Problem: Locate all lines with the word "dilanjutkan" and copy them out.

▽

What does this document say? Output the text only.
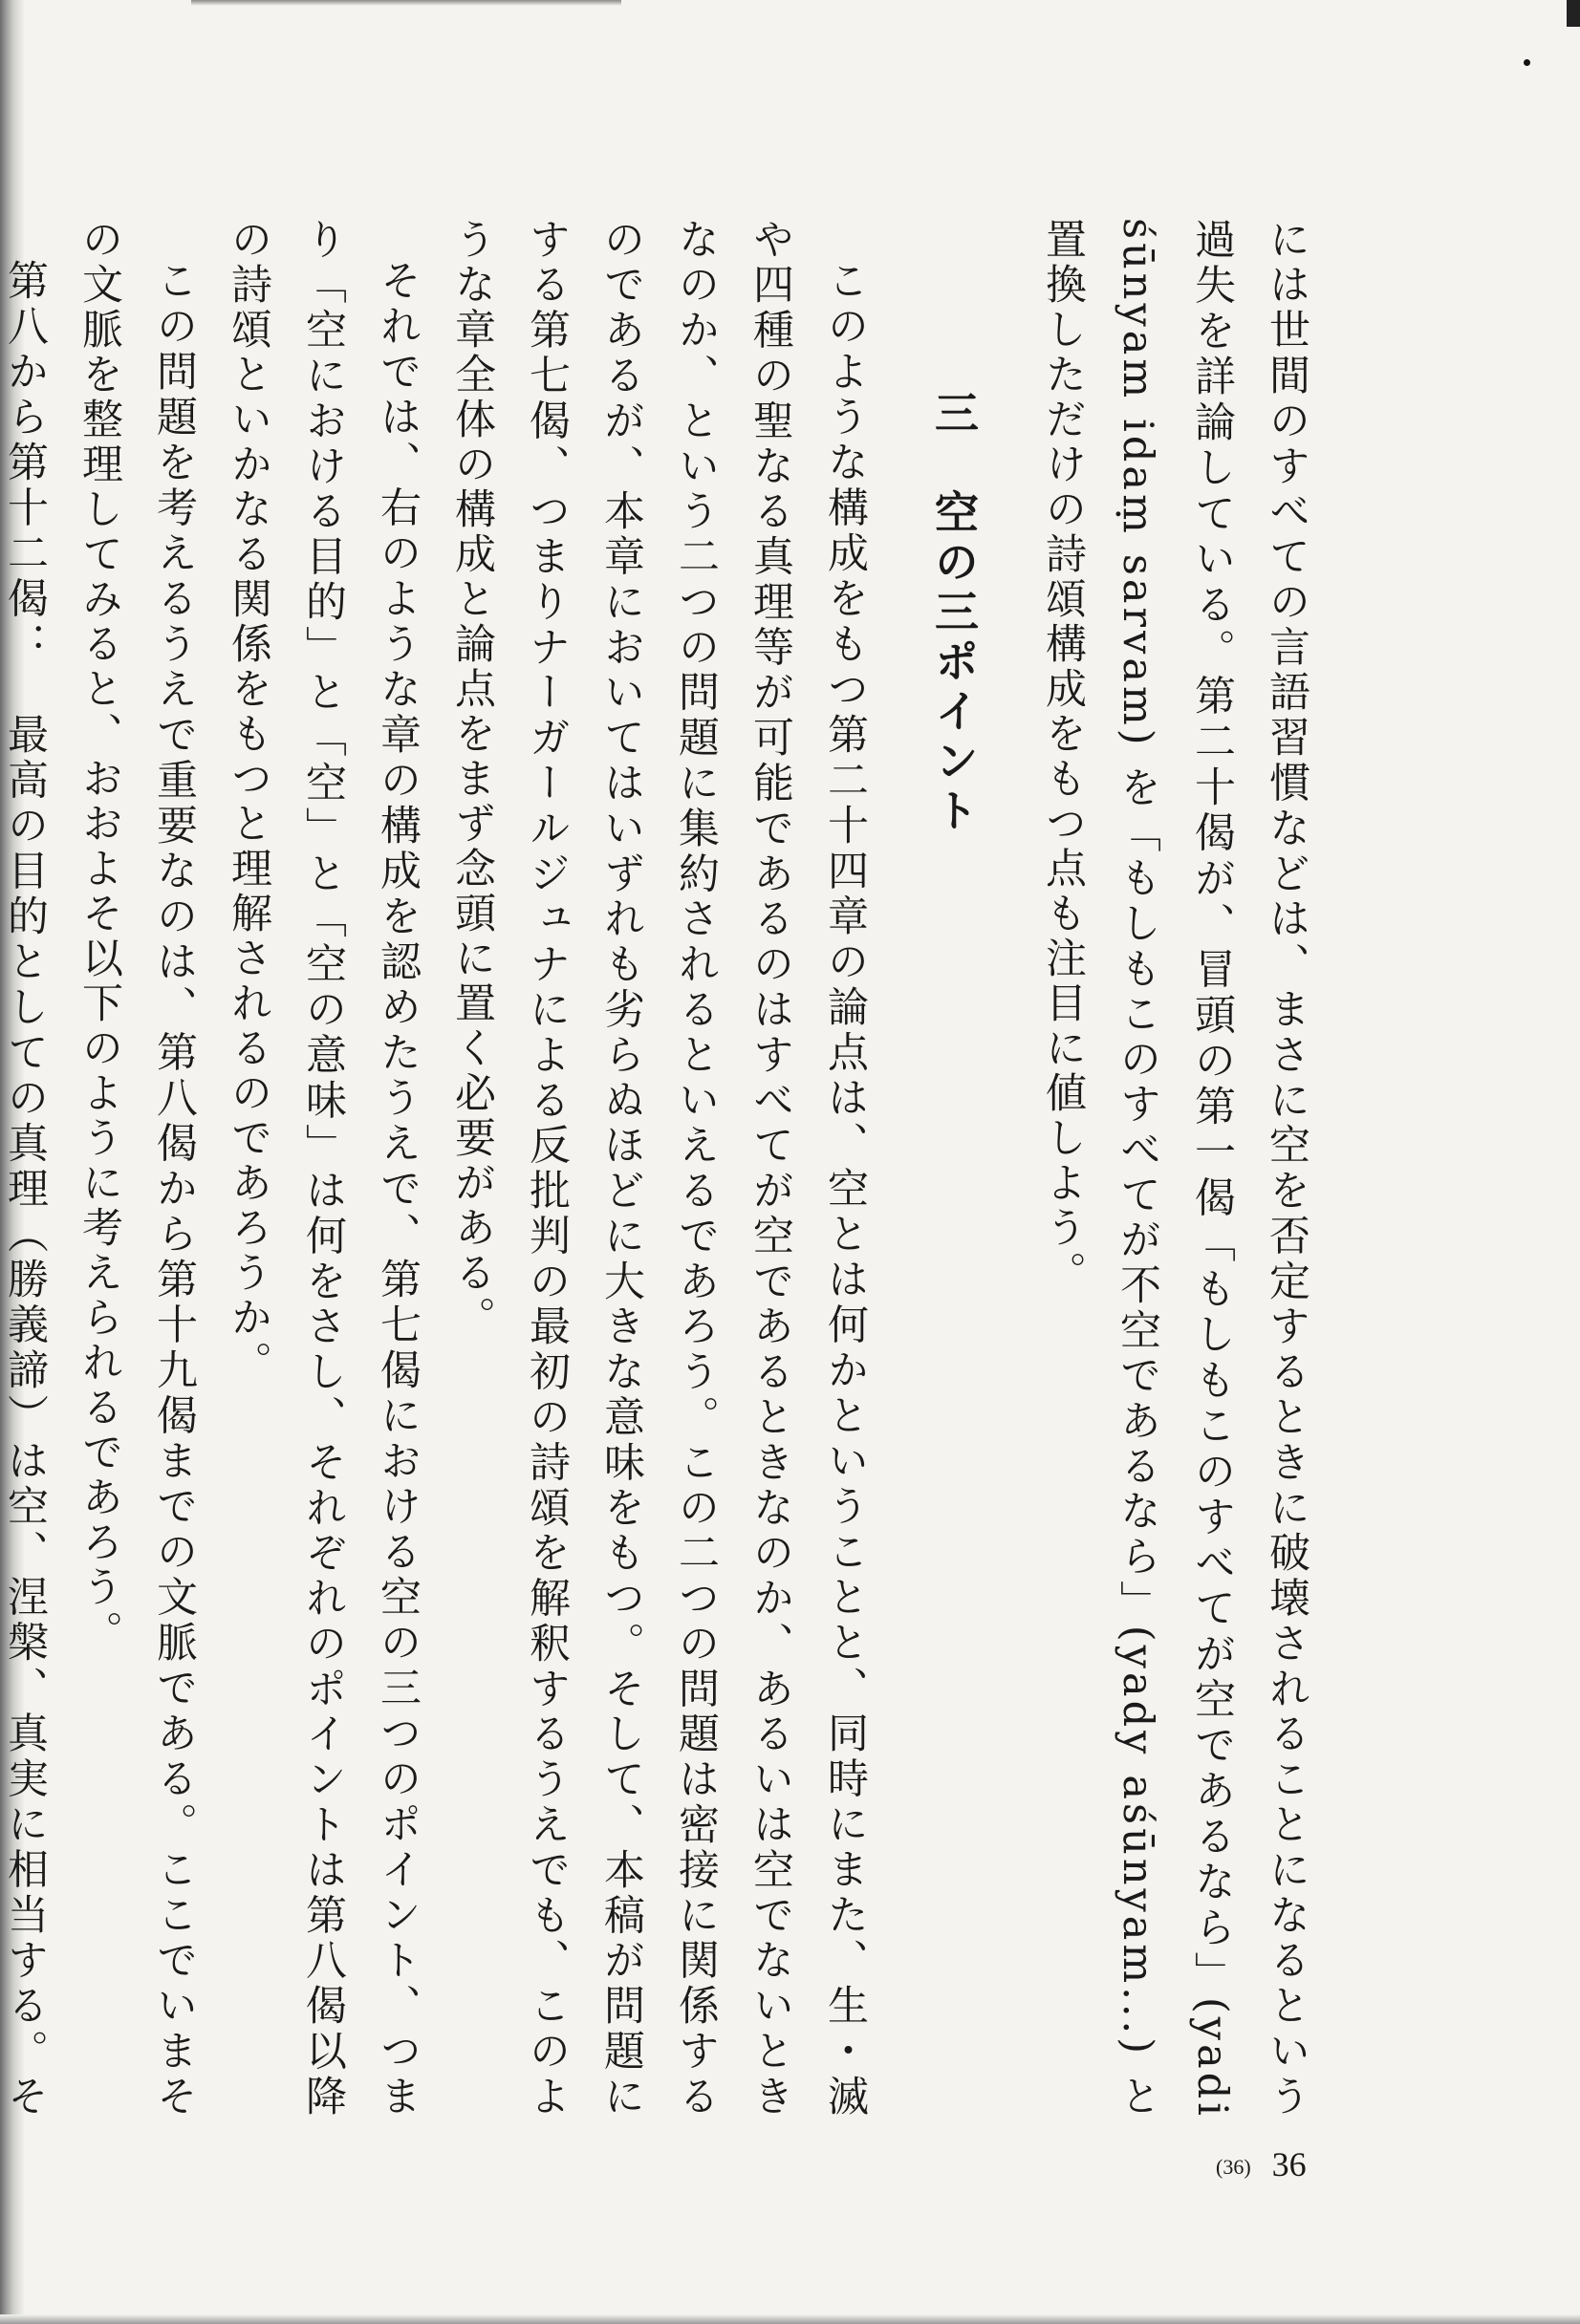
には世間のすべての言語習慣などは、まさに空を否定するときに破壊されることになるという過失を詳論している。第二十偈が、冒頭の第一偈「もしもこのすべてが空であるなら」(yadi śūnyam idaṃ sarvam) を「もしもこのすべてが不空であるなら」(yady aśūnyam...) と置換しただけの詩頌構成をもつ点も注目に値しよう。

三　空の三ポイント

このような構成をもつ第二十四章の論点は、空とは何かということと、同時にまた、生・滅や四種の聖なる真理等が可能であるのはすべてが空であるときなのか、あるいは空でないときなのか、という二つの問題に集約されるといえるであろう。この二つの問題は密接に関係するのであるが、本章においてはいずれも劣らぬほどに大きな意味をもつ。そして、本稿が問題にする第七偈、つまりナーガールジュナによる反批判の最初の詩頌を解釈するうえでも、このような章全体の構成と論点をまず念頭に置く必要がある。

それでは、右のような章の構成を認めたうえで、第七偈における空の三つのポイント、つまり「空における目的」と「空」と「空の意味」は何をさし、それぞれのポイントは第八偈以降の詩頌といかなる関係をもつと理解されるのであろうか。

この問題を考えるうえで重要なのは、第八偈から第十九偈までの文脈である。ここでいまその文脈を整理してみると、おおよそ以下のように考えられるであろう。

第八から第十二偈：　最高の目的としての真理（勝義諦）は空、涅槃、真実に相当する。そ

(36) 36
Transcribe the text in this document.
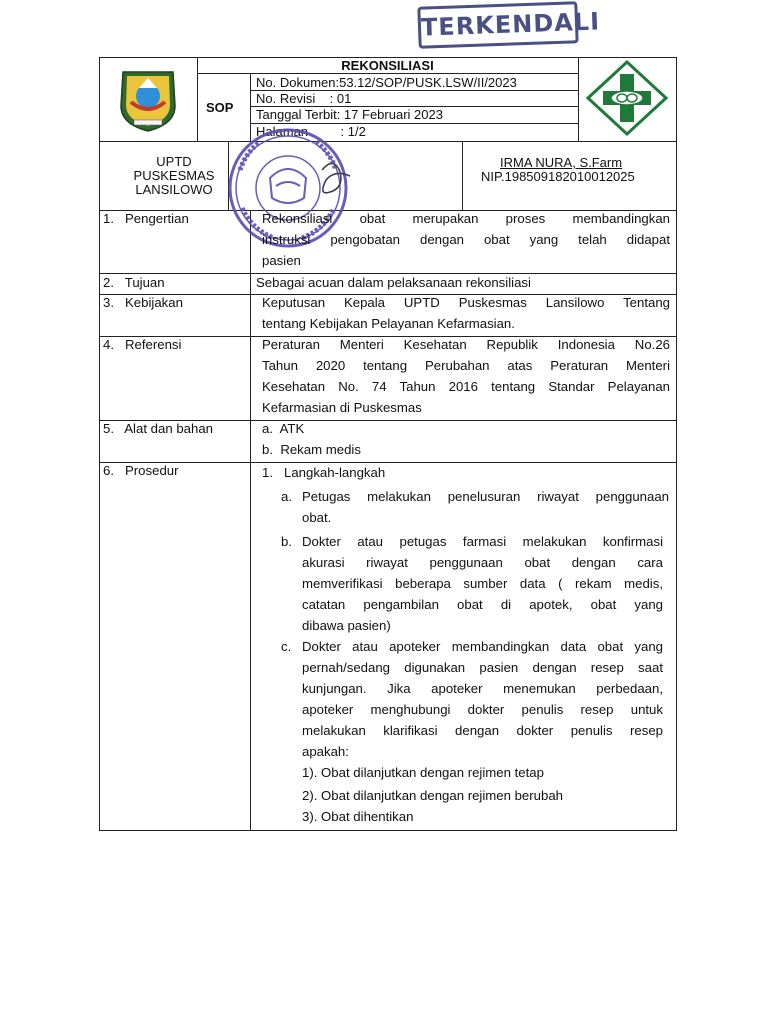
TERKENDALI
SOP
REKONSILIASI
No. Dokumen:53.12/SOP/PUSK.LSW/II/2023
No. Revisi    : 01
Tanggal Terbit: 17 Februari 2023
Halaman         : 1/2
UPTD
PUSKESMAS
LANSILOWO
IRMA NURA, S.Farm
NIP.198509182010012025
1.   Pengertian	Rekonsiliasi obat merupakan proses membandingkan
instruksi pengobatan dengan obat yang telah didapat
pasien
2.   Tujuan	Sebagai acuan dalam pelaksanaan rekonsiliasi
3.   Kebijakan	Keputusan Kepala UPTD Puskesmas Lansilowo Tentang
tentang Kebijakan Pelayanan Kefarmasian.
4.   Referensi	Peraturan Menteri Kesehatan Republik Indonesia No.26
Tahun 2020 tentang Perubahan atas Peraturan Menteri
Kesehatan No. 74 Tahun 2016 tentang Standar Pelayanan
Kefarmasian di Puskesmas
5.   Alat dan bahan	a.  ATK
b.  Rekam medis
6.   Prosedur	1.   Langkah-langkah
a. Petugas melakukan penelusuran riwayat penggunaan
obat.
b. Dokter atau petugas farmasi melakukan konfirmasi
akurasi riwayat penggunaan obat dengan cara
memverifikasi beberapa sumber data ( rekam medis,
catatan pengambilan obat di apotek, obat yang
dibawa pasien)
c. Dokter atau apoteker membandingkan data obat yang
pernah/sedang digunakan pasien dengan resep saat
kunjungan. Jika apoteker menemukan perbedaan,
apoteker menghubungi dokter penulis resep untuk
melakukan klarifikasi dengan dokter penulis resep
apakah:
1). Obat dilanjutkan dengan rejimen tetap
2). Obat dilanjutkan dengan rejimen berubah
3). Obat dihentikan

△

Reply to the exercise:
1). Obat dilanjutkan dengan rejimen tetap
2). Obat dilanjutkan dengan rejimen berubah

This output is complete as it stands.